- **YOUR OBJECTIVE**: The exercise asks you to copy every line below in which "Client" appears.

- **INFORMATION SHOWN**:
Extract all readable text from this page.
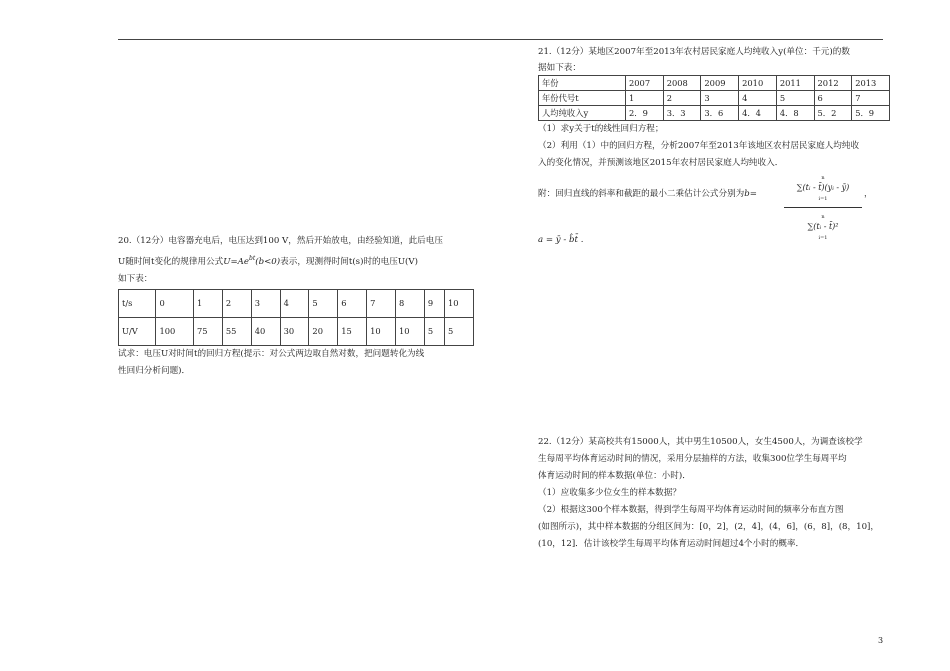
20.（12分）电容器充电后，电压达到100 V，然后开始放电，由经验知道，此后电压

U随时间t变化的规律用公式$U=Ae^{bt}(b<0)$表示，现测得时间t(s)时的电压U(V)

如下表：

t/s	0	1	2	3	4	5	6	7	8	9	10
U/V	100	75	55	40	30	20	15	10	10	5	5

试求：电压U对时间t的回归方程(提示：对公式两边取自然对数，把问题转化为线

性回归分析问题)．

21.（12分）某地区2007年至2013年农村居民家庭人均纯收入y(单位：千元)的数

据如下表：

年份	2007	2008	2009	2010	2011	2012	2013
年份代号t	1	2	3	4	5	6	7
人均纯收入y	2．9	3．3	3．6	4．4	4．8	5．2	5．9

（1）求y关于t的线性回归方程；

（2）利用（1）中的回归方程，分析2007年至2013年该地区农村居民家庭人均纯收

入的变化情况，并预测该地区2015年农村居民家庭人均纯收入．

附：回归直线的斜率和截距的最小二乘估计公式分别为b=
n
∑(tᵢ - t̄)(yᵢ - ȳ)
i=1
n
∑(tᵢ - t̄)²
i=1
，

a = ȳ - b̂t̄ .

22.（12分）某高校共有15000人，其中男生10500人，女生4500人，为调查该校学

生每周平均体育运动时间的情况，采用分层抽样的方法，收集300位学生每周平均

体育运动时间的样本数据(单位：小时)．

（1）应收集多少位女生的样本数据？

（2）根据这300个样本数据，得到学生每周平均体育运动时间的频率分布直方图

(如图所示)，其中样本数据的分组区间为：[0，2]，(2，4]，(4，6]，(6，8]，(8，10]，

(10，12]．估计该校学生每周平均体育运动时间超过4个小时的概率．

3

==

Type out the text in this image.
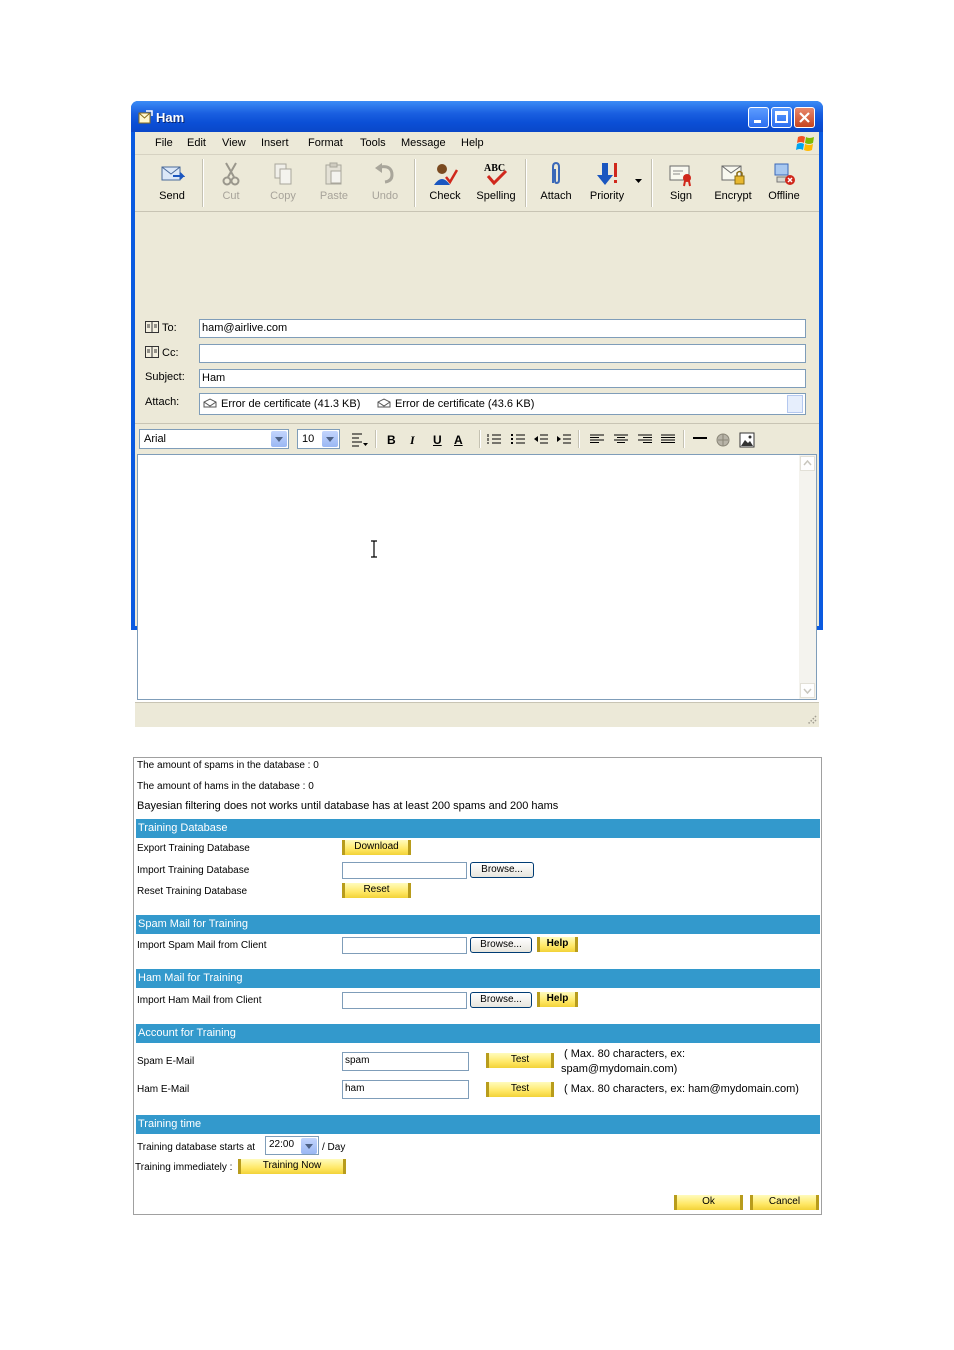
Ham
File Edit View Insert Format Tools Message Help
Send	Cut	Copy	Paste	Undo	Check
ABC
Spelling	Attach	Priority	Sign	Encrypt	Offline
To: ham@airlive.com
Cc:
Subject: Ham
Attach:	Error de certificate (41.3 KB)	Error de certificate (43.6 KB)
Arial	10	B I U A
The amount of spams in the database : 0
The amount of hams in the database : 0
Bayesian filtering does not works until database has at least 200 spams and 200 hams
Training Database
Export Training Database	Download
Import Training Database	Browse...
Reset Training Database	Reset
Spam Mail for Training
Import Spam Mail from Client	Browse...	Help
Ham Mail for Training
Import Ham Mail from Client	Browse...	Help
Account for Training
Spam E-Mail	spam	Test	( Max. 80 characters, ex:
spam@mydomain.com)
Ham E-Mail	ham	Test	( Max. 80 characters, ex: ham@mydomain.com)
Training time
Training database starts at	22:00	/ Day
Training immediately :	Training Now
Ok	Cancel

--

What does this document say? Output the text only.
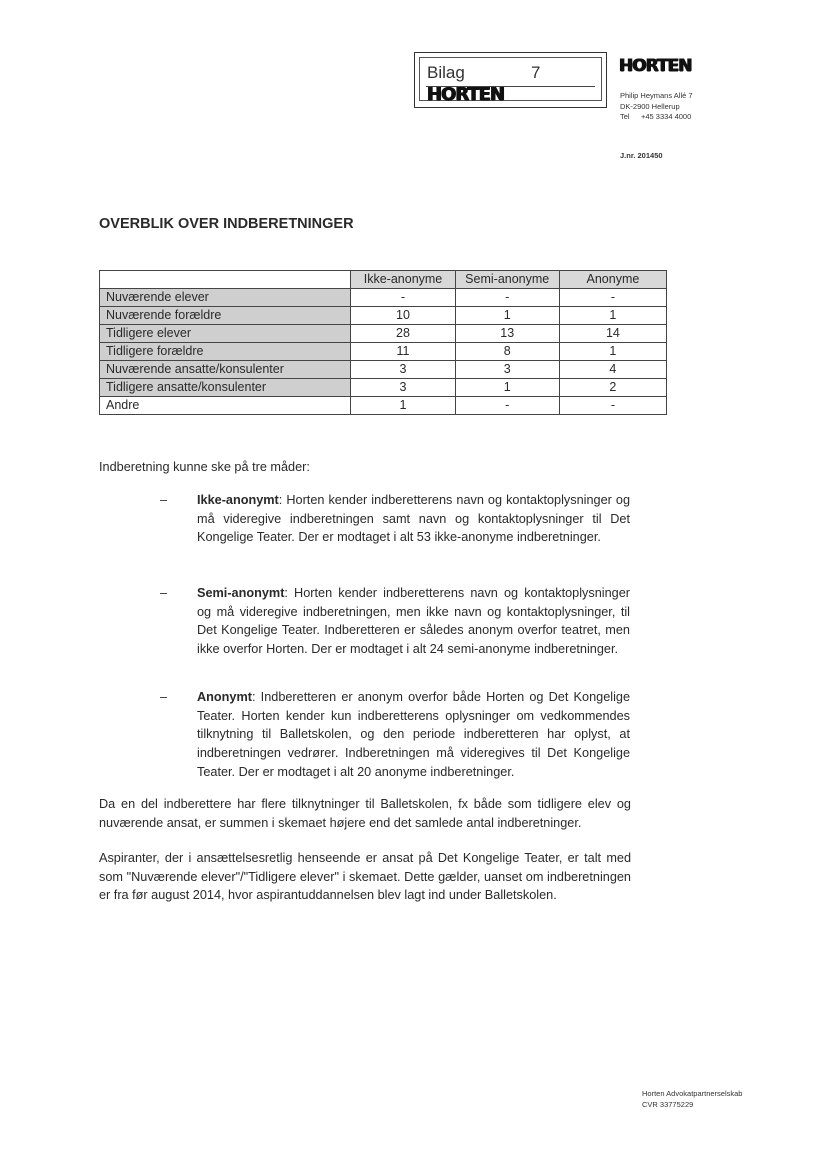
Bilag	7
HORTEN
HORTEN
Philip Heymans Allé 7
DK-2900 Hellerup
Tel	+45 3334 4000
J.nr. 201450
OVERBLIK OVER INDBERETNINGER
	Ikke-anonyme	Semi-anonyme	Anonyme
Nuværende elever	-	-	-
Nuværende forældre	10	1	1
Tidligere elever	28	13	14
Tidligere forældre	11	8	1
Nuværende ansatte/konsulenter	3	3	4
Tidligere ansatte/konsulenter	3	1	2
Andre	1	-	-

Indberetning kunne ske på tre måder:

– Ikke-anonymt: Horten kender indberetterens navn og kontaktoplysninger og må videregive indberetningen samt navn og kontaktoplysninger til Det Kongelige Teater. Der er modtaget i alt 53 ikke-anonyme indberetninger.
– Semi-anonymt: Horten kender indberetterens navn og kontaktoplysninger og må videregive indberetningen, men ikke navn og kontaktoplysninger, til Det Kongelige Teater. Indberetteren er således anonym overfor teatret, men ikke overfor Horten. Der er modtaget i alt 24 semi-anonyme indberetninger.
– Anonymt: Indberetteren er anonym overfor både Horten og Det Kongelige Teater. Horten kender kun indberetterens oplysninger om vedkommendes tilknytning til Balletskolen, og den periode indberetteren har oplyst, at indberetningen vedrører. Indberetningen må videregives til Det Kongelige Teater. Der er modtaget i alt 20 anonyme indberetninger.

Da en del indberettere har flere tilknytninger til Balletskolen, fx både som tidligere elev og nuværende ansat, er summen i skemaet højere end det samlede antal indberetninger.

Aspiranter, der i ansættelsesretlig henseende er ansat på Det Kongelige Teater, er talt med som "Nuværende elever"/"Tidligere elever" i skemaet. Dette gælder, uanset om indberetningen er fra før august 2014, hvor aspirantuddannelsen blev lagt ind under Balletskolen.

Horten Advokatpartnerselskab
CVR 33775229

- **WORKED SOLUTION**:
Import Spam Mail from Client	Browse...	Help
Import Ham Mail from Client	Browse...	Help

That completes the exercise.